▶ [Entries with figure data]
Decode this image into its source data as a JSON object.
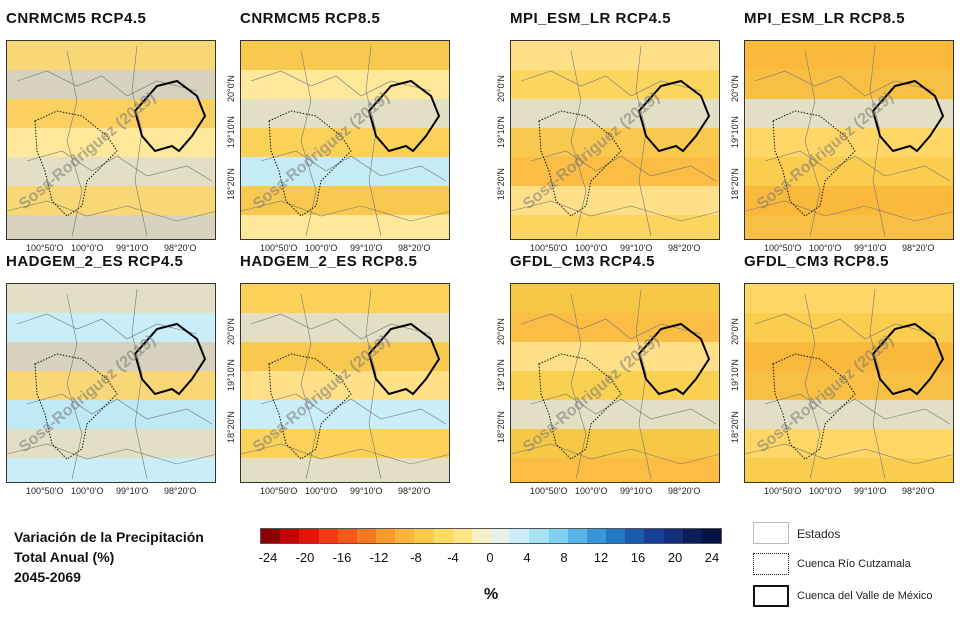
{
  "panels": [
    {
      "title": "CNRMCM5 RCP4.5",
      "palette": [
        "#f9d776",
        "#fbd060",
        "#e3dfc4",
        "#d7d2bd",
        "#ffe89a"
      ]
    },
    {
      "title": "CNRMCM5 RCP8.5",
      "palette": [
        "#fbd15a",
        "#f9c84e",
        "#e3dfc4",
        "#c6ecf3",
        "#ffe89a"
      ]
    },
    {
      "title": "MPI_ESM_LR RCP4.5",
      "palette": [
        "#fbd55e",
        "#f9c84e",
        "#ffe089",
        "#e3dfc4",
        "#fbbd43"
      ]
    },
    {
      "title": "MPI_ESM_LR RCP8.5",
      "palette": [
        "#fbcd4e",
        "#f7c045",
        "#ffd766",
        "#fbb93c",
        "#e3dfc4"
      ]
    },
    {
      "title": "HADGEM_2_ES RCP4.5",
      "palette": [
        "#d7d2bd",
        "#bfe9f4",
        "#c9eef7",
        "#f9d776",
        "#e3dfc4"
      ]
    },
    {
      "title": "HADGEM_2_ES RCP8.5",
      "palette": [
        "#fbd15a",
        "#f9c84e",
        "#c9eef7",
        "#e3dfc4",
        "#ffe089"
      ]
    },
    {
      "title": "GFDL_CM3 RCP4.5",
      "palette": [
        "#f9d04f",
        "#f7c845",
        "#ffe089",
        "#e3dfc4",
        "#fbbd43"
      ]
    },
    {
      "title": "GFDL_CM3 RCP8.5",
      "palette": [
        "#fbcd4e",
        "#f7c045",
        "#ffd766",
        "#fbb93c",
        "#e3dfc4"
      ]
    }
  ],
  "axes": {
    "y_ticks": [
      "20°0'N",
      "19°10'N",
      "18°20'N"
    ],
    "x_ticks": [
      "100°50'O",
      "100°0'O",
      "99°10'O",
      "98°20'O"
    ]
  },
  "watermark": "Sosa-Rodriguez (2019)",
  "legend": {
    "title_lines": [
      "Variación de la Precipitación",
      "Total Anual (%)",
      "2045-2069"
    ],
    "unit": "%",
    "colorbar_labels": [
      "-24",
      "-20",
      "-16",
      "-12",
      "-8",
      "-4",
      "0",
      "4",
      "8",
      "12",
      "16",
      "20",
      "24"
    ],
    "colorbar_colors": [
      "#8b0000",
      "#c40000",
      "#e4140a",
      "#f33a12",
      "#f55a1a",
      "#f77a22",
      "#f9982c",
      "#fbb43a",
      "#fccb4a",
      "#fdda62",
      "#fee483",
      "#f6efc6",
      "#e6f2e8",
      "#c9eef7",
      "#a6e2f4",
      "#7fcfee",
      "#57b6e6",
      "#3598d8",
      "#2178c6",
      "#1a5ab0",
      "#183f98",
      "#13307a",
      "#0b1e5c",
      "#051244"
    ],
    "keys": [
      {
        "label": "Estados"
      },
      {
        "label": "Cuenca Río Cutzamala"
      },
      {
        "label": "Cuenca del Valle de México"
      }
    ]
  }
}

▶ [WHAT YOU WILL DO] Leave out the pictures and output the rest of the material exactly as written.

▶ [EXERCISE RESULT]
Decode this image into its source data as a JSON object.
{
  "panels": [
    {
      "title": "CNRMCM5 RCP4.5",
      "palette": [
        "#f9d776",
        "#fbd060",
        "#e3dfc4",
        "#d7d2bd",
        "#ffe89a"
      ]
    },
    {
      "title": "CNRMCM5 RCP8.5",
      "palette": [
        "#fbd15a",
        "#f9c84e",
        "#e3dfc4",
        "#c6ecf3",
        "#ffe89a"
      ]
    },
    {
      "title": "MPI_ESM_LR RCP4.5",
      "palette": [
        "#fbd55e",
        "#f9c84e",
        "#ffe089",
        "#e3dfc4",
        "#fbbd43"
      ]
    },
    {
      "title": "MPI_ESM_LR RCP8.5",
      "palette": [
        "#fbcd4e",
        "#f7c045",
        "#ffd766",
        "#fbb93c",
        "#e3dfc4"
      ]
    },
    {
      "title": "HADGEM_2_ES RCP4.5",
      "palette": [
        "#d7d2bd",
        "#bfe9f4",
        "#c9eef7",
        "#f9d776",
        "#e3dfc4"
      ]
    },
    {
      "title": "HADGEM_2_ES RCP8.5",
      "palette": [
        "#fbd15a",
        "#f9c84e",
        "#c9eef7",
        "#e3dfc4",
        "#ffe089"
      ]
    },
    {
      "title": "GFDL_CM3 RCP4.5",
      "palette": [
        "#f9d04f",
        "#f7c845",
        "#ffe089",
        "#e3dfc4",
        "#fbbd43"
      ]
    },
    {
      "title": "GFDL_CM3 RCP8.5",
      "palette": [
        "#fbcd4e",
        "#f7c045",
        "#ffd766",
        "#fbb93c",
        "#e3dfc4"
      ]
    }
  ],
  "axes": {
    "y_ticks": [
      "20°0'N",
      "19°10'N",
      "18°20'N"
    ],
    "x_ticks": [
      "100°50'O",
      "100°0'O",
      "99°10'O",
      "98°20'O"
    ]
  },
  "watermark": "Sosa-Rodriguez (2019)",
  "legend": {
    "title_lines": [
      "Variación de la Precipitación",
      "Total Anual (%)",
      "2045-2069"
    ],
    "unit": "%",
    "colorbar_labels": [
      "-24",
      "-20",
      "-16",
      "-12",
      "-8",
      "-4",
      "0",
      "4",
      "8",
      "12",
      "16",
      "20",
      "24"
    ],
    "colorbar_colors": [
      "#8b0000",
      "#c40000",
      "#e4140a",
      "#f33a12",
      "#f55a1a",
      "#f77a22",
      "#f9982c",
      "#fbb43a",
      "#fccb4a",
      "#fdda62",
      "#fee483",
      "#f6efc6",
      "#e6f2e8",
      "#c9eef7",
      "#a6e2f4",
      "#7fcfee",
      "#57b6e6",
      "#3598d8",
      "#2178c6",
      "#1a5ab0",
      "#183f98",
      "#13307a",
      "#0b1e5c",
      "#051244"
    ],
    "keys": [
      {
        "label": "Estados"
      },
      {
        "label": "Cuenca Río Cutzamala"
      },
      {
        "label": "Cuenca del Valle de México"
      }
    ]
  }
}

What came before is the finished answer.